**** DATA PROVIDED ****

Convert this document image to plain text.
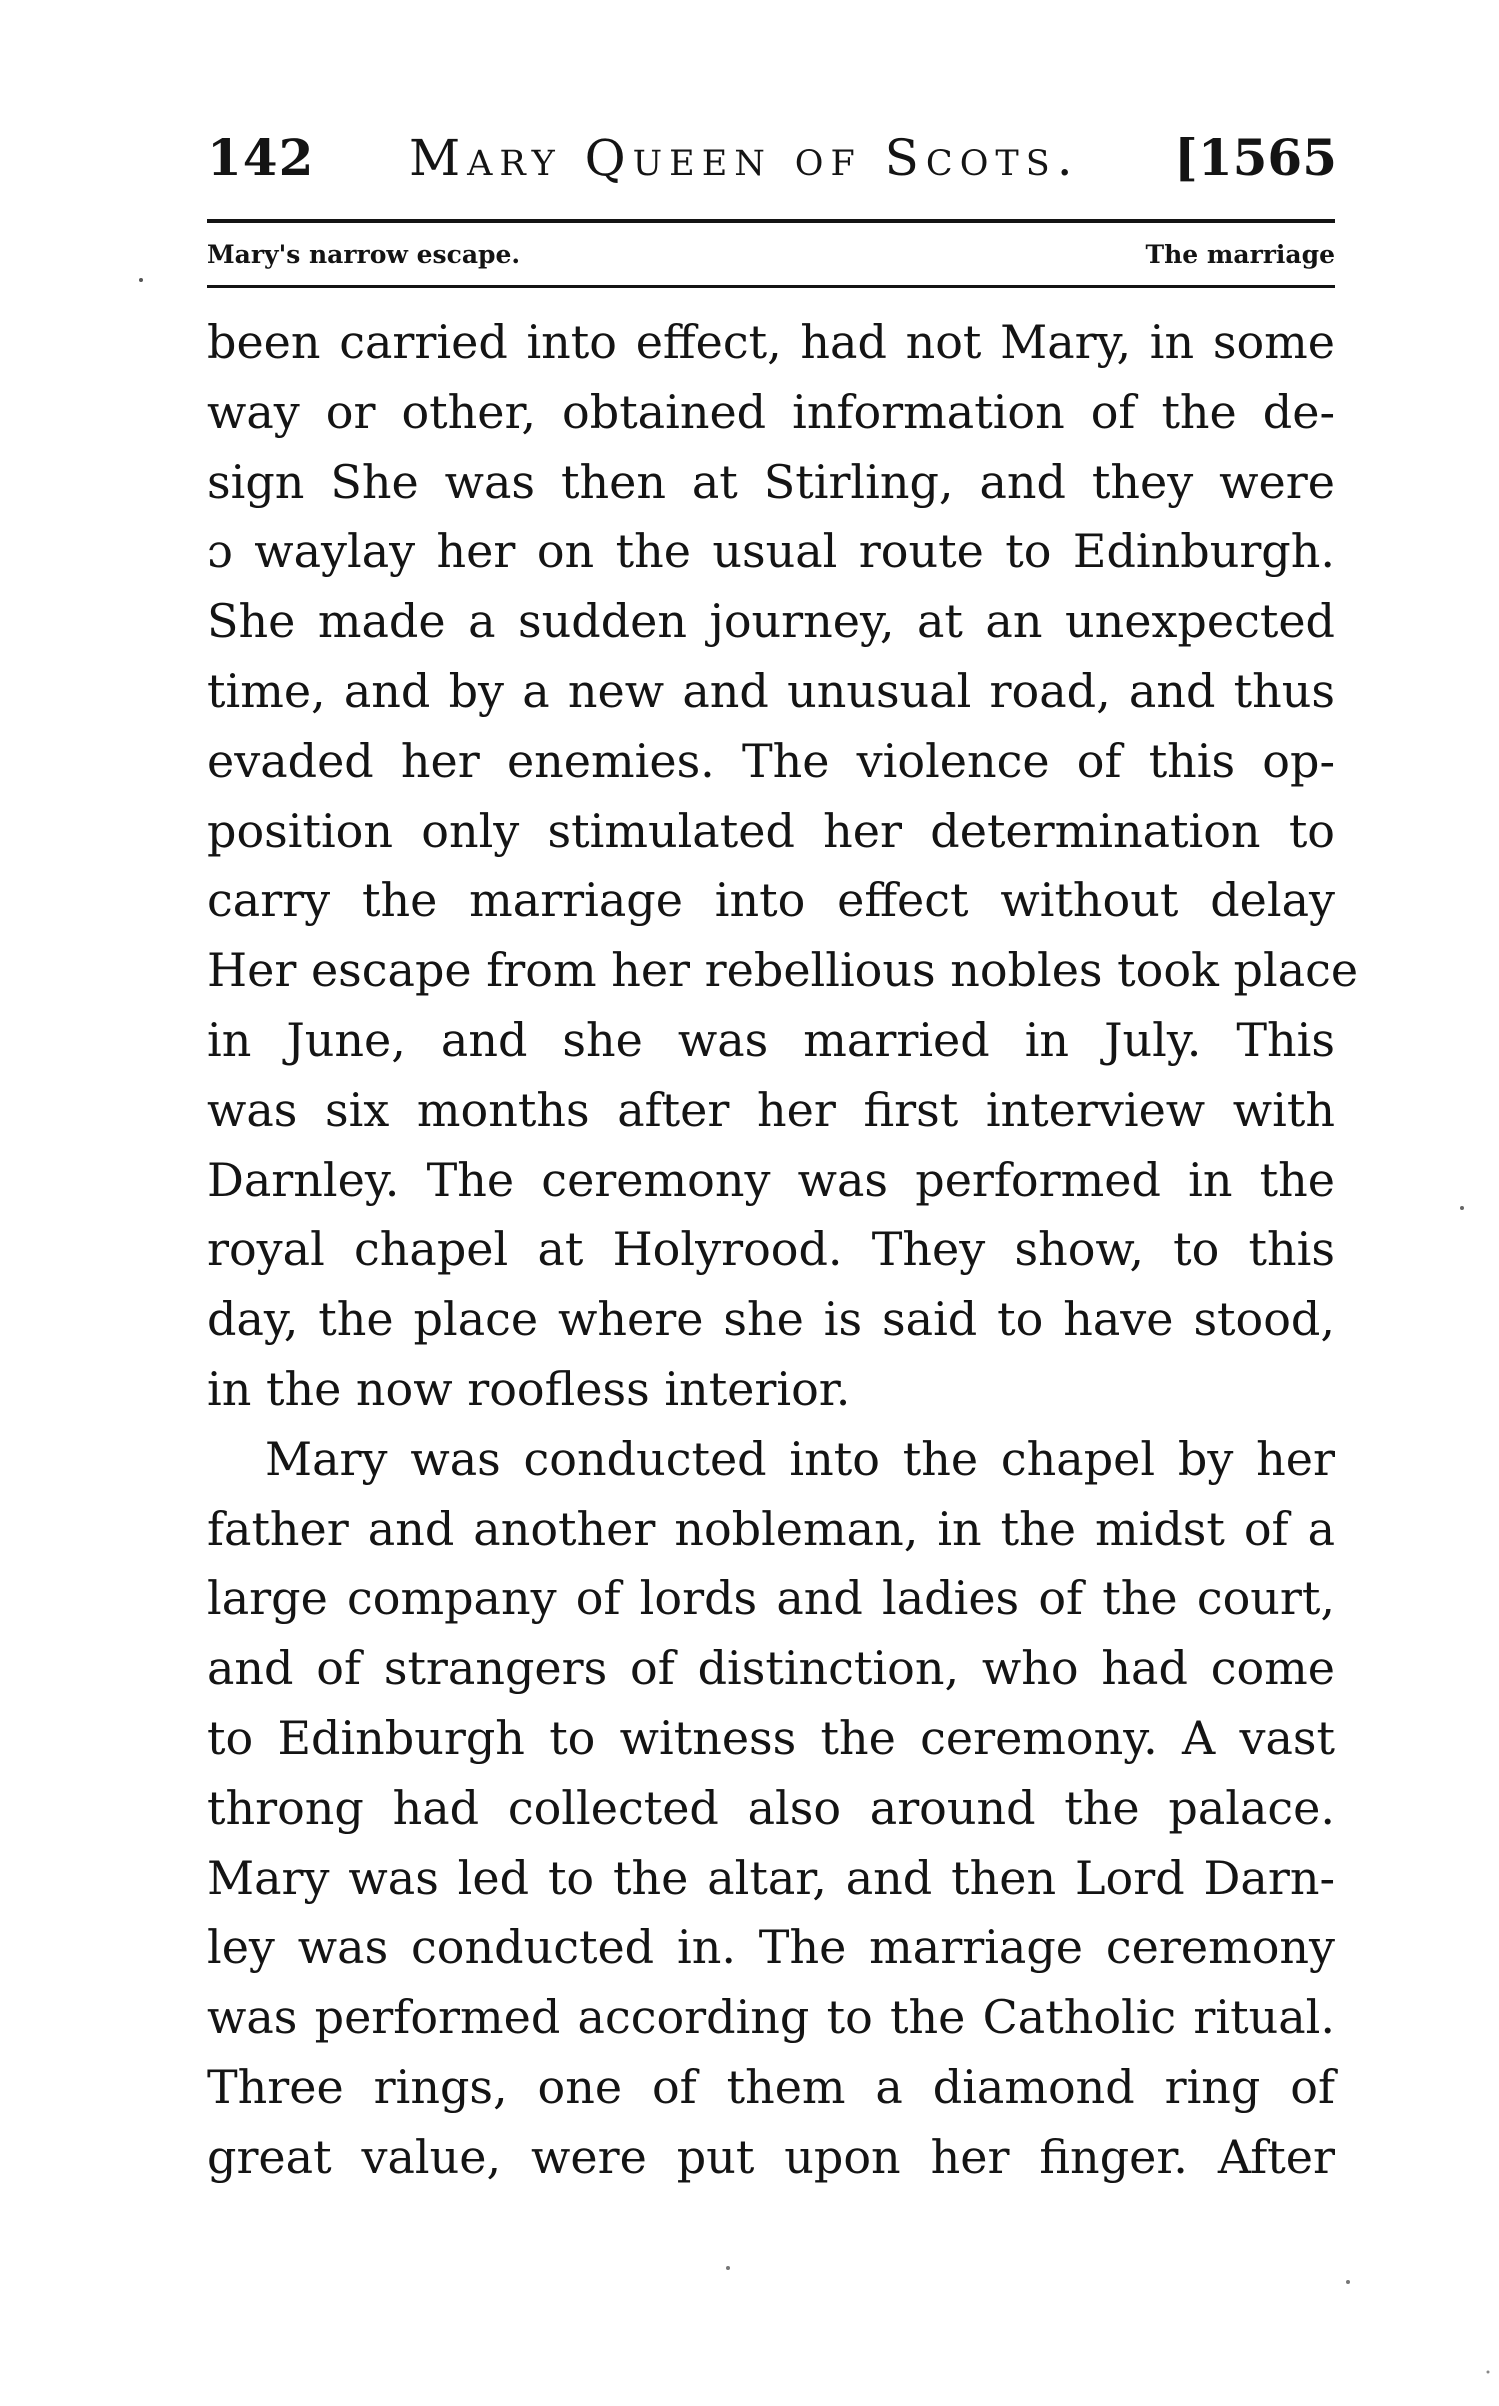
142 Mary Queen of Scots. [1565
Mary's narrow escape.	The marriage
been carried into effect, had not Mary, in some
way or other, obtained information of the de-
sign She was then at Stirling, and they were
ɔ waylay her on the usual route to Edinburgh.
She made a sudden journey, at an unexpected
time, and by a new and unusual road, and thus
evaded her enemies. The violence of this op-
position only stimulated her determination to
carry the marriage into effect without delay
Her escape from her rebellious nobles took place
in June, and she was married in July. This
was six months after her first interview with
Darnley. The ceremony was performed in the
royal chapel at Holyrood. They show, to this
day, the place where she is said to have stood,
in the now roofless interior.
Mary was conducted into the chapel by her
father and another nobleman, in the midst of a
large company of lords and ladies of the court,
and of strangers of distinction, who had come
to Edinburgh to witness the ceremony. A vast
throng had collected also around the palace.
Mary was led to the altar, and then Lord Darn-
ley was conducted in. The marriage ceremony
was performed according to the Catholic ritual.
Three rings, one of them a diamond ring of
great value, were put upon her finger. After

****
**** DATA PROVIDED ****

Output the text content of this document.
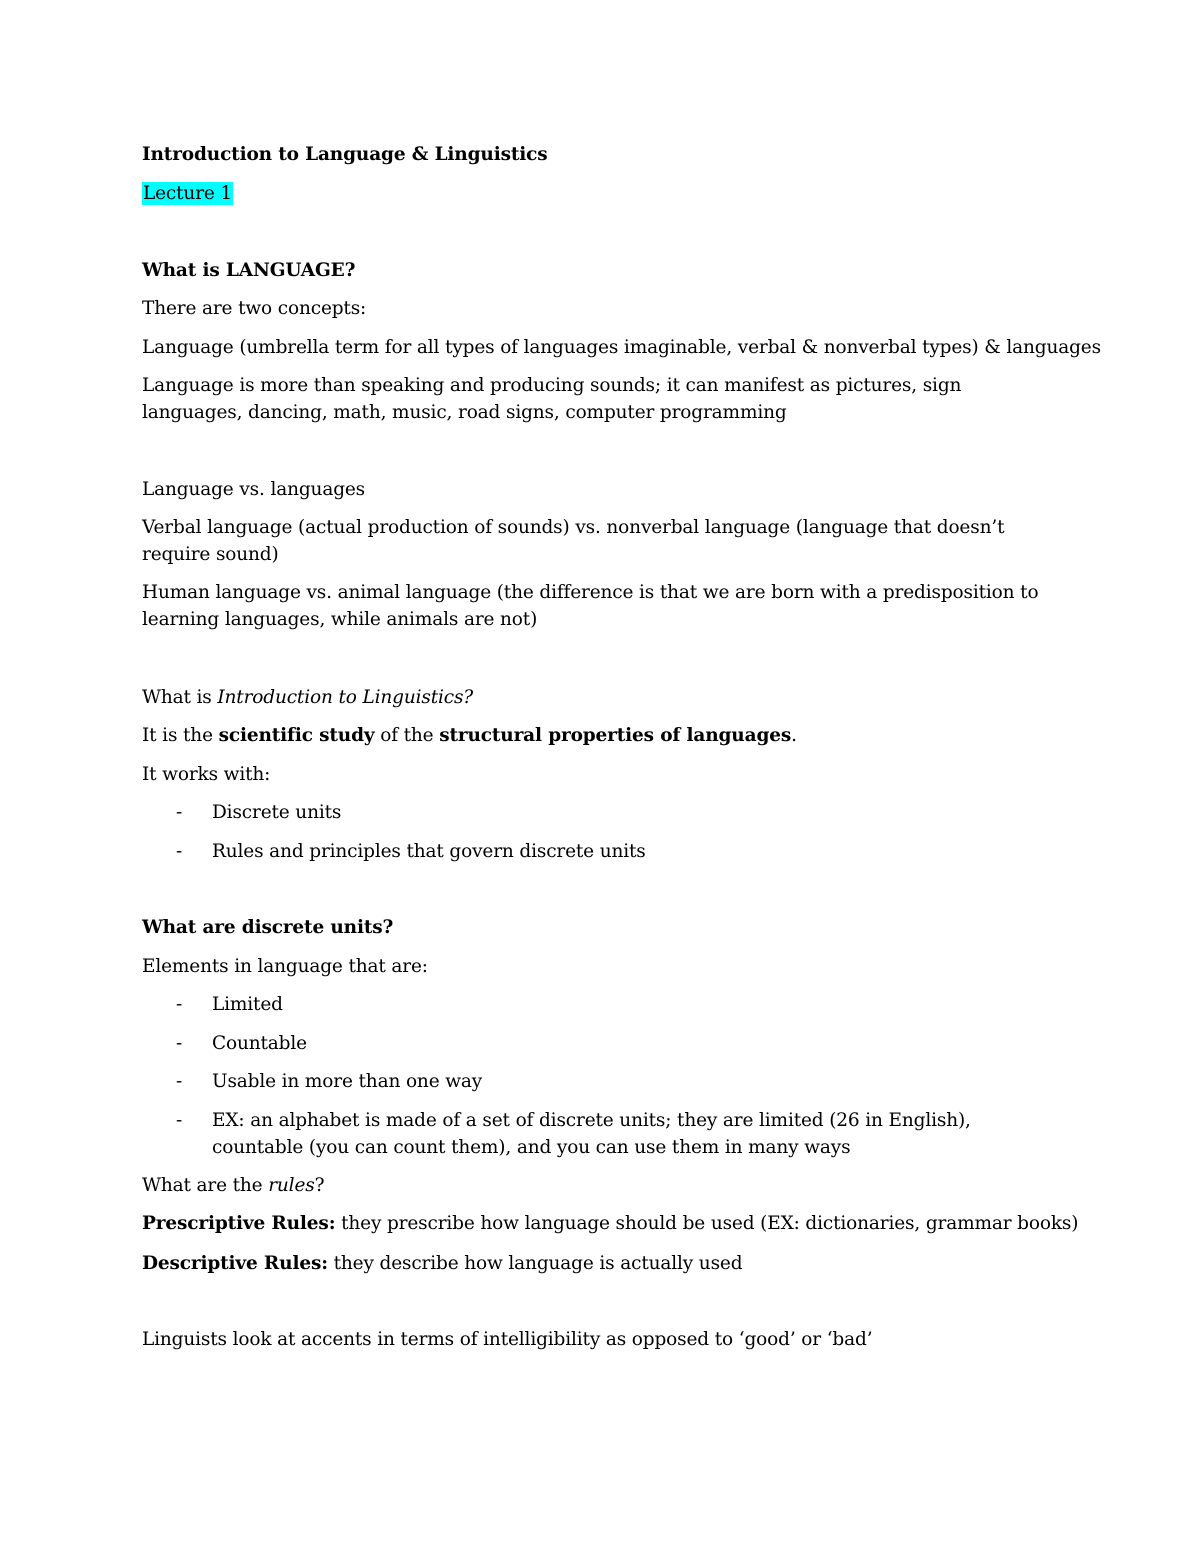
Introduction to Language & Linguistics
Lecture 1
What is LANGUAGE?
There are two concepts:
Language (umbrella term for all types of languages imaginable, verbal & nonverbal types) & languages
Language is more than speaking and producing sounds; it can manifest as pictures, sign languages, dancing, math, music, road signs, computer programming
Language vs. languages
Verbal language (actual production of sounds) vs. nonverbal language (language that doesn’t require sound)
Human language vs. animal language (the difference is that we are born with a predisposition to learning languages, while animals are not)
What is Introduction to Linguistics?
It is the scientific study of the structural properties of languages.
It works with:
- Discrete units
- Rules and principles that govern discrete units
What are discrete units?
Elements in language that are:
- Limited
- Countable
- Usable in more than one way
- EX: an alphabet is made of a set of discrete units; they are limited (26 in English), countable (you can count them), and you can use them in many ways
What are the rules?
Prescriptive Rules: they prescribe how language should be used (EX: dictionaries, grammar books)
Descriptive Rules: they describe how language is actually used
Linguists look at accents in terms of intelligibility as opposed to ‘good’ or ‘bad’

****

TASK PROMPT
Wherever the word "Introduction" occurs in a line of the listing, copy that line.

WRITTEN ANSWER
Introduction to Language & Linguistics
What is Introduction to Linguistics?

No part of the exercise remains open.